start
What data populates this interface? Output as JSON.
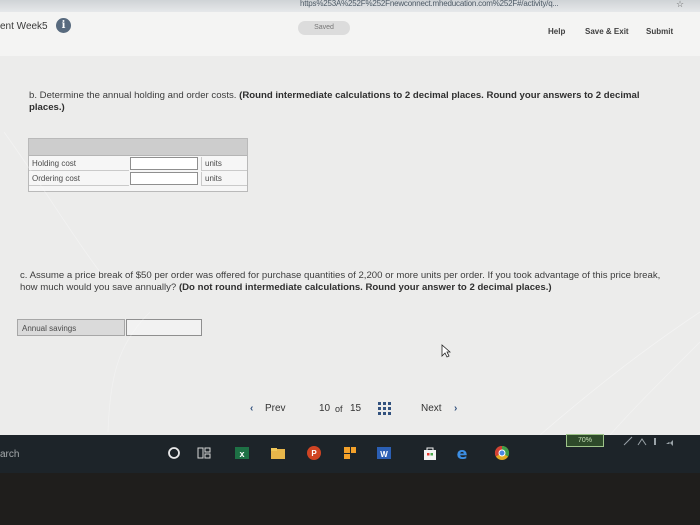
{
  "browser": {
    "url_fragment": "https%253A%252F%252Fnewconnect.mheducation.com%252F#/activity/q...",
    "bookmark_icon": "star-icon"
  },
  "header": {
    "week_label": "ent Week5",
    "saved_label": "Saved",
    "help_label": "Help",
    "save_exit_label": "Save & Exit",
    "submit_label": "Submit"
  },
  "question_b": {
    "prefix": "b. Determine the annual holding and order costs.",
    "instruction": "(Round intermediate calculations to 2 decimal places. Round your answers to 2 decimal places.)",
    "rows": [
      {
        "label": "Holding cost",
        "value": "",
        "unit": "units"
      },
      {
        "label": "Ordering cost",
        "value": "",
        "unit": "units"
      }
    ]
  },
  "question_c": {
    "prefix": "c. Assume a price break of $50 per order was offered for purchase quantities of 2,200 or more units per order. If you took advantage of this price break, how much would you save annually?",
    "instruction": "(Do not round intermediate calculations. Round your answer to 2 decimal places.)",
    "savings_label": "Annual savings",
    "savings_value": ""
  },
  "pagination": {
    "prev_label": "Prev",
    "current": "10",
    "of_label": "of",
    "total": "15",
    "next_label": "Next"
  },
  "taskbar": {
    "search_text": "arch",
    "battery_label": "70%",
    "icons": [
      "cortana-circle-icon",
      "task-view-icon",
      "excel-icon",
      "file-explorer-icon",
      "powerpoint-icon",
      "windows-store-icon",
      "word-icon",
      "store-bag-icon",
      "edge-icon",
      "chrome-icon"
    ]
  },
  "colors": {
    "info_icon": "#586a7e",
    "nav_blue": "#33527e",
    "battery_green": "#9ec48a"
  }
}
end
- _To do_
Leaving out the pictures, repeat the data above exactly.

- _Problem solution_
What data populates this interface? Output as JSON.
{
  "browser": {
    "url_fragment": "https%253A%252F%252Fnewconnect.mheducation.com%252F#/activity/q...",
    "bookmark_icon": "star-icon"
  },
  "header": {
    "week_label": "ent Week5",
    "saved_label": "Saved",
    "help_label": "Help",
    "save_exit_label": "Save & Exit",
    "submit_label": "Submit"
  },
  "question_b": {
    "prefix": "b. Determine the annual holding and order costs.",
    "instruction": "(Round intermediate calculations to 2 decimal places. Round your answers to 2 decimal places.)",
    "rows": [
      {
        "label": "Holding cost",
        "value": "",
        "unit": "units"
      },
      {
        "label": "Ordering cost",
        "value": "",
        "unit": "units"
      }
    ]
  },
  "question_c": {
    "prefix": "c. Assume a price break of $50 per order was offered for purchase quantities of 2,200 or more units per order. If you took advantage of this price break, how much would you save annually?",
    "instruction": "(Do not round intermediate calculations. Round your answer to 2 decimal places.)",
    "savings_label": "Annual savings",
    "savings_value": ""
  },
  "pagination": {
    "prev_label": "Prev",
    "current": "10",
    "of_label": "of",
    "total": "15",
    "next_label": "Next"
  },
  "taskbar": {
    "search_text": "arch",
    "battery_label": "70%",
    "icons": [
      "cortana-circle-icon",
      "task-view-icon",
      "excel-icon",
      "file-explorer-icon",
      "powerpoint-icon",
      "windows-store-icon",
      "word-icon",
      "store-bag-icon",
      "edge-icon",
      "chrome-icon"
    ]
  },
  "colors": {
    "info_icon": "#586a7e",
    "nav_blue": "#33527e",
    "battery_green": "#9ec48a"
  }
}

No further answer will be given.